__TASK DESCRIPTION__. Give the entries again, word for word.

__RECORDS FOR THE EXERCISE__.
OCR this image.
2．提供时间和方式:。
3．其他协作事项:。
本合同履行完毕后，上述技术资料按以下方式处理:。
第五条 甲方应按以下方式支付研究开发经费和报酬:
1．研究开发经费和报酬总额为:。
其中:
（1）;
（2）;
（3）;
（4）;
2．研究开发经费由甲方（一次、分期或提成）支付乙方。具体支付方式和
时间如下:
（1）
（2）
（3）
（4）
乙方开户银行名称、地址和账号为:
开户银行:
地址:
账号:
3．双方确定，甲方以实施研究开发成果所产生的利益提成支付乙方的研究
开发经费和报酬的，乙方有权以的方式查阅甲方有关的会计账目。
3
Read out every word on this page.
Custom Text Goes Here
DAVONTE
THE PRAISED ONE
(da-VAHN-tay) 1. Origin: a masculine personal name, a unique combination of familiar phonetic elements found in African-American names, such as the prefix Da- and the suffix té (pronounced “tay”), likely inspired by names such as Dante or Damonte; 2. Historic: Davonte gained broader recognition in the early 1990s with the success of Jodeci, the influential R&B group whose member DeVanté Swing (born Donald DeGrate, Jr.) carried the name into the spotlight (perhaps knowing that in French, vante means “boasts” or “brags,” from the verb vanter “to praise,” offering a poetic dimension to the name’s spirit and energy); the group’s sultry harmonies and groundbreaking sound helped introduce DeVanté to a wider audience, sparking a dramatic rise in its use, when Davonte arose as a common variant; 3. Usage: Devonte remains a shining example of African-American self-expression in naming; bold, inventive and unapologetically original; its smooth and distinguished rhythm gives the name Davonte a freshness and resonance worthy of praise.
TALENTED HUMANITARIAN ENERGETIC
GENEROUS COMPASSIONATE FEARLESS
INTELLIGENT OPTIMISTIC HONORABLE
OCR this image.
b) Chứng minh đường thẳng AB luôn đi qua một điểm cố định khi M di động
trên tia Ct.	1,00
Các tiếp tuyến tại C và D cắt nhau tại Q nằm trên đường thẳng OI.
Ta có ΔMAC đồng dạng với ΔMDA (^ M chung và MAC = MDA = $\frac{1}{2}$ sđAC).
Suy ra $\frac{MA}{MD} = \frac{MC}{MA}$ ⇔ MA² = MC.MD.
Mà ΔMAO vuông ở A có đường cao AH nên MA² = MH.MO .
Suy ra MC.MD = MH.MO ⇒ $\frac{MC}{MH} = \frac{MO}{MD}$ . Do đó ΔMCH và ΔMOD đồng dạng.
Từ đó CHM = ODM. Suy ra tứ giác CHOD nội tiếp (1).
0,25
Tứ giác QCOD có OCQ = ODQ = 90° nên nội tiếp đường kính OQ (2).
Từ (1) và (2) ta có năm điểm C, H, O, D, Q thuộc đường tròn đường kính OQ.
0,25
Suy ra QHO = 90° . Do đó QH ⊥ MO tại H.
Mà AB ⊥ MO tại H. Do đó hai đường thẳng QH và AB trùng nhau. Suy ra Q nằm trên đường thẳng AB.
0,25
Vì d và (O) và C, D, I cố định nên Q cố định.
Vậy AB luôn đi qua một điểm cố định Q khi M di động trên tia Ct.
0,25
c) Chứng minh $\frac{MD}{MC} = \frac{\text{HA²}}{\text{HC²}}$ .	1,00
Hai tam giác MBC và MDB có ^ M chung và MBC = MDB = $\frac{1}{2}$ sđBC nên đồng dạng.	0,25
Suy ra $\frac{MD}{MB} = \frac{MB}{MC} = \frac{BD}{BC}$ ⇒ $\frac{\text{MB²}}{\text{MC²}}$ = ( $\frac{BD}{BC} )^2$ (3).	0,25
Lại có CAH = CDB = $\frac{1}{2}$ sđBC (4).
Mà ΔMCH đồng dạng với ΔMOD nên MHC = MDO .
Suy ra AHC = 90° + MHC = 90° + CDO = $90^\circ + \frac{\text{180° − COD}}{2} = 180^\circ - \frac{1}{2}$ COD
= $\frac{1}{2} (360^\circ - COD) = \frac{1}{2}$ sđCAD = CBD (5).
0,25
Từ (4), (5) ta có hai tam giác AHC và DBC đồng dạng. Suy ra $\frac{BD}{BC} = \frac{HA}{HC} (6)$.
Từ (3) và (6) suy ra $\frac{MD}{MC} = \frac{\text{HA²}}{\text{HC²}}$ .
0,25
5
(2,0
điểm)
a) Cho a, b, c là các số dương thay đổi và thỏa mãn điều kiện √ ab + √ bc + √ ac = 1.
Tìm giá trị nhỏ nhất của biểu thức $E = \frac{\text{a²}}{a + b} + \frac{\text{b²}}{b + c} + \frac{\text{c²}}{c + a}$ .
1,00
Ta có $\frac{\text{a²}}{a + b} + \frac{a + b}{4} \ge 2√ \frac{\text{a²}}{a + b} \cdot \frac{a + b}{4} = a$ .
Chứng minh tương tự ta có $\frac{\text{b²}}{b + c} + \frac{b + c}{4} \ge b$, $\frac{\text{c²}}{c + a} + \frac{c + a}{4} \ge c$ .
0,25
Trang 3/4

__EXERCISE RESPONSE__.
OCR this image.
2．提供时间和方式:。
3．其他协作事项:。
本合同履行完毕后，上述技术资料按以下方式处理:。
第五条 甲方应按以下方式支付研究开发经费和报酬:
1．研究开发经费和报酬总额为:。
其中:
（1）;
（2）;
（3）;
（4）;
2．研究开发经费由甲方（一次、分期或提成）支付乙方。具体支付方式和
时间如下:
（1）
（2）
（3）
（4）
乙方开户银行名称、地址和账号为:
开户银行:
地址:
账号:
3．双方确定，甲方以实施研究开发成果所产生的利益提成支付乙方的研究
开发经费和报酬的，乙方有权以的方式查阅甲方有关的会计账目。
3
Read out every word on this page.
Custom Text Goes Here
DAVONTE
THE PRAISED ONE
(da-VAHN-tay) 1. Origin: a masculine personal name, a unique combination of familiar phonetic elements found in African-American names, such as the prefix Da- and the suffix té (pronounced “tay”), likely inspired by names such as Dante or Damonte; 2. Historic: Davonte gained broader recognition in the early 1990s with the success of Jodeci, the influential R&B group whose member DeVanté Swing (born Donald DeGrate, Jr.) carried the name into the spotlight (perhaps knowing that in French, vante means “boasts” or “brags,” from the verb vanter “to praise,” offering a poetic dimension to the name’s spirit and energy); the group’s sultry harmonies and groundbreaking sound helped introduce DeVanté to a wider audience, sparking a dramatic rise in its use, when Davonte arose as a common variant; 3. Usage: Devonte remains a shining example of African-American self-expression in naming; bold, inventive and unapologetically original; its smooth and distinguished rhythm gives the name Davonte a freshness and resonance worthy of praise.
TALENTED HUMANITARIAN ENERGETIC
GENEROUS COMPASSIONATE FEARLESS
INTELLIGENT OPTIMISTIC HONORABLE
OCR this image.
b) Chứng minh đường thẳng AB luôn đi qua một điểm cố định khi M di động
trên tia Ct.	1,00
Các tiếp tuyến tại C và D cắt nhau tại Q nằm trên đường thẳng OI.
Ta có ΔMAC đồng dạng với ΔMDA (^ M chung và MAC = MDA = $\frac{1}{2}$ sđAC).
Suy ra $\frac{MA}{MD} = \frac{MC}{MA}$ ⇔ MA² = MC.MD.
Mà ΔMAO vuông ở A có đường cao AH nên MA² = MH.MO .
Suy ra MC.MD = MH.MO ⇒ $\frac{MC}{MH} = \frac{MO}{MD}$ . Do đó ΔMCH và ΔMOD đồng dạng.
Từ đó CHM = ODM. Suy ra tứ giác CHOD nội tiếp (1).
0,25
Tứ giác QCOD có OCQ = ODQ = 90° nên nội tiếp đường kính OQ (2).
Từ (1) và (2) ta có năm điểm C, H, O, D, Q thuộc đường tròn đường kính OQ.
0,25
Suy ra QHO = 90° . Do đó QH ⊥ MO tại H.
Mà AB ⊥ MO tại H. Do đó hai đường thẳng QH và AB trùng nhau. Suy ra Q nằm trên đường thẳng AB.
0,25
Vì d và (O) và C, D, I cố định nên Q cố định.
Vậy AB luôn đi qua một điểm cố định Q khi M di động trên tia Ct.
0,25
c) Chứng minh $\frac{MD}{MC} = \frac{\text{HA²}}{\text{HC²}}$ .	1,00
Hai tam giác MBC và MDB có ^ M chung và MBC = MDB = $\frac{1}{2}$ sđBC nên đồng dạng.	0,25
Suy ra $\frac{MD}{MB} = \frac{MB}{MC} = \frac{BD}{BC}$ ⇒ $\frac{\text{MB²}}{\text{MC²}}$ = ( $\frac{BD}{BC} )^2$ (3).	0,25
Lại có CAH = CDB = $\frac{1}{2}$ sđBC (4).
Mà ΔMCH đồng dạng với ΔMOD nên MHC = MDO .
Suy ra AHC = 90° + MHC = 90° + CDO = $90^\circ + \frac{\text{180° − COD}}{2} = 180^\circ - \frac{1}{2}$ COD
= $\frac{1}{2} (360^\circ - COD) = \frac{1}{2}$ sđCAD = CBD (5).
0,25
Từ (4), (5) ta có hai tam giác AHC và DBC đồng dạng. Suy ra $\frac{BD}{BC} = \frac{HA}{HC} (6)$.
Từ (3) và (6) suy ra $\frac{MD}{MC} = \frac{\text{HA²}}{\text{HC²}}$ .
0,25
5
(2,0
điểm)
a) Cho a, b, c là các số dương thay đổi và thỏa mãn điều kiện √ ab + √ bc + √ ac = 1.
Tìm giá trị nhỏ nhất của biểu thức $E = \frac{\text{a²}}{a + b} + \frac{\text{b²}}{b + c} + \frac{\text{c²}}{c + a}$ .
1,00
Ta có $\frac{\text{a²}}{a + b} + \frac{a + b}{4} \ge 2√ \frac{\text{a²}}{a + b} \cdot \frac{a + b}{4} = a$ .
Chứng minh tương tự ta có $\frac{\text{b²}}{b + c} + \frac{b + c}{4} \ge b$, $\frac{\text{c²}}{c + a} + \frac{c + a}{4} \ge c$ .
0,25
Trang 3/4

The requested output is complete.